Items excerpted from a collection ::
--- Start ---

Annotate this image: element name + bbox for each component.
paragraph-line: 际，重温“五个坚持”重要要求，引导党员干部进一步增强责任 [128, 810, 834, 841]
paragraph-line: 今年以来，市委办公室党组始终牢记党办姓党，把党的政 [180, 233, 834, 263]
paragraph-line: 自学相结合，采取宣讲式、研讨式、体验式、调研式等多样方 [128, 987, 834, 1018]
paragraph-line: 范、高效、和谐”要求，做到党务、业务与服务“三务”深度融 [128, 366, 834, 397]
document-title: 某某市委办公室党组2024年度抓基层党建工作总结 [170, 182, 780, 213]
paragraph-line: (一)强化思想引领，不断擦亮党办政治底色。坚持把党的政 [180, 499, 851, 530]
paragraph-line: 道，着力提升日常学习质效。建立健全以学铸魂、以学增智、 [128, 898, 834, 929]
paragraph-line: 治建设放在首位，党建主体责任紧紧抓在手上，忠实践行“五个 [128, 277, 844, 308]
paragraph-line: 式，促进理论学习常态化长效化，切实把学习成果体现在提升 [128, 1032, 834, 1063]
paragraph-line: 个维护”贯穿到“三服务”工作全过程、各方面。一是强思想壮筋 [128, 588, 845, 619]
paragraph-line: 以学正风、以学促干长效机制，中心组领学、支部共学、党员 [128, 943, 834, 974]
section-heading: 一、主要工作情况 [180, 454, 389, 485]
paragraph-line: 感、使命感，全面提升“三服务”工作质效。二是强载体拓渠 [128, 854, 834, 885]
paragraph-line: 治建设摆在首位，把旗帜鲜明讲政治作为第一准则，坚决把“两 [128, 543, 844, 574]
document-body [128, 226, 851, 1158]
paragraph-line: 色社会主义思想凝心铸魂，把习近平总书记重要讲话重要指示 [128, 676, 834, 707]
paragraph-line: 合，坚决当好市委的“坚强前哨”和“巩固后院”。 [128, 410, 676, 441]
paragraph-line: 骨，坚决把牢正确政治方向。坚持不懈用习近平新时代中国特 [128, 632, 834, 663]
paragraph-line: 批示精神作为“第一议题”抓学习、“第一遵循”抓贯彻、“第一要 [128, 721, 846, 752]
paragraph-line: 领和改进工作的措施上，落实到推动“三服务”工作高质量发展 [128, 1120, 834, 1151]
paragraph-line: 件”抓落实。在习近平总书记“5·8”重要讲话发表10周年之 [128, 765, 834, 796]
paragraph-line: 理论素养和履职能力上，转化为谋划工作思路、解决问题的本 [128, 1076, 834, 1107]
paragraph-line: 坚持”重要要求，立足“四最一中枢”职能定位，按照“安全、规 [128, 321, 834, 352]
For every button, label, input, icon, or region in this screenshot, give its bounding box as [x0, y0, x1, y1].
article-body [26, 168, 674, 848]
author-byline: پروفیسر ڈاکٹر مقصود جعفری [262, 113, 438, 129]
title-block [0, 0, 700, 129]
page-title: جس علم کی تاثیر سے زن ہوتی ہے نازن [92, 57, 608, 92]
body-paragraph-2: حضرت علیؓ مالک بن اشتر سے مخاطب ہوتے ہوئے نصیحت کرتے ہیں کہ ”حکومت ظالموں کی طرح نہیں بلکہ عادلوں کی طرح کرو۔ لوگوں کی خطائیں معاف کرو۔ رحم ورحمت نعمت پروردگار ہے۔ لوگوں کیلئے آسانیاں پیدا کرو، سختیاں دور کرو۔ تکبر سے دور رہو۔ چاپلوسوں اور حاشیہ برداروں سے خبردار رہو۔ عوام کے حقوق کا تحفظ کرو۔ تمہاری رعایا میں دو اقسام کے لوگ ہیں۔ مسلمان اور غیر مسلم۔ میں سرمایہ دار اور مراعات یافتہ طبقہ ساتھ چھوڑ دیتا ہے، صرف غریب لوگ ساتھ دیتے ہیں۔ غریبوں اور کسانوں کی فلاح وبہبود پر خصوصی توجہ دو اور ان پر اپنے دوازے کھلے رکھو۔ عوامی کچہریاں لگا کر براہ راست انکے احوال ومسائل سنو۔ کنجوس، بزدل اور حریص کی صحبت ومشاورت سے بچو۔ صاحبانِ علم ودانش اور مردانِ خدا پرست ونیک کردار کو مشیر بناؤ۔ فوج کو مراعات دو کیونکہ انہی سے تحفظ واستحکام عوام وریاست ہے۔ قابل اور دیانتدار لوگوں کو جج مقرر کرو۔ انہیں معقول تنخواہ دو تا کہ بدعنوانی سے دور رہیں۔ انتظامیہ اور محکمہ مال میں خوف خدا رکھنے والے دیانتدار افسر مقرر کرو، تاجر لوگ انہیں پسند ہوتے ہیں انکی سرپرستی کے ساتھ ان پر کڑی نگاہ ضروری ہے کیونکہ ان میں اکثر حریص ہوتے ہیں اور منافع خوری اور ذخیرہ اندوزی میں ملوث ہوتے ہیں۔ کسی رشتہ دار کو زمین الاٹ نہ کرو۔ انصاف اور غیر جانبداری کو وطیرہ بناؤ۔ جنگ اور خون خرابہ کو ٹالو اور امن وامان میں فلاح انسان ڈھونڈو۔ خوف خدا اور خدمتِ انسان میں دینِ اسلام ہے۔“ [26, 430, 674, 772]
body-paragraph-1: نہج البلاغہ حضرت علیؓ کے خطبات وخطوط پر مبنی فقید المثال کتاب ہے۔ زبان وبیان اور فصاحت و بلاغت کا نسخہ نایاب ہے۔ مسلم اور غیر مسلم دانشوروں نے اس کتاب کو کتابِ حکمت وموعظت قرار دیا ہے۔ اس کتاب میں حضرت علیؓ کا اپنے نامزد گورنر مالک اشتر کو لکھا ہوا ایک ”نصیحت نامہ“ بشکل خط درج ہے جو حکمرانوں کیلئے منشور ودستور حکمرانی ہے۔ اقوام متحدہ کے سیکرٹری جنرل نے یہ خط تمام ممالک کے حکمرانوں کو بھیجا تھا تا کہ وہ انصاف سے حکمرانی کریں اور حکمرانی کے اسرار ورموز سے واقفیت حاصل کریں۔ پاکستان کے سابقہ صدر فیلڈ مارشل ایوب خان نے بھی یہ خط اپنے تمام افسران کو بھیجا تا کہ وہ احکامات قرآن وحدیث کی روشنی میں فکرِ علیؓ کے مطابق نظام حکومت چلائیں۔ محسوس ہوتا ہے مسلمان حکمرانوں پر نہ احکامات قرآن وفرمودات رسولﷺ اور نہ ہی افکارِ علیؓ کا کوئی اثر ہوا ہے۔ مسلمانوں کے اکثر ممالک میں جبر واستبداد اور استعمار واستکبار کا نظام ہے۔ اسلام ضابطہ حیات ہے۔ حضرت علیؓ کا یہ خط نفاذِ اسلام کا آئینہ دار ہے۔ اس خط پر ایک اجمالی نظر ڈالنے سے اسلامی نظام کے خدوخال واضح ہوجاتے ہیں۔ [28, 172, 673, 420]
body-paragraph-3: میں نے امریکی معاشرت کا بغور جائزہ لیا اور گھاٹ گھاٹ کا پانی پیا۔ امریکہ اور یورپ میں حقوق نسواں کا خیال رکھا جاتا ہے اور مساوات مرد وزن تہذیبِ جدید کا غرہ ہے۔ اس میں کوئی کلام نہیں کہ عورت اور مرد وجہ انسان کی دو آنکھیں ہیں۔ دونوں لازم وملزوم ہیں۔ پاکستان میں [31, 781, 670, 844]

--- End ---

Problem to work on ::
Revise the items from the first one through the line containing "document-title: 某某市委办公室党组2024年度抓基层党建工作总结 [170, 182, 780, 213]", replacing "paragraph-line" with "text-line" and leaving everything else unchanged.

Output for this task ::
Annotate this image: element name + bbox for each component.
text-line: 际，重温“五个坚持”重要要求，引导党员干部进一步增强责任 [128, 810, 834, 841]
text-line: 今年以来，市委办公室党组始终牢记党办姓党，把党的政 [180, 233, 834, 263]
text-line: 自学相结合，采取宣讲式、研讨式、体验式、调研式等多样方 [128, 987, 834, 1018]
text-line: 范、高效、和谐”要求，做到党务、业务与服务“三务”深度融 [128, 366, 834, 397]
document-title: 某某市委办公室党组2024年度抓基层党建工作总结 [170, 182, 780, 213]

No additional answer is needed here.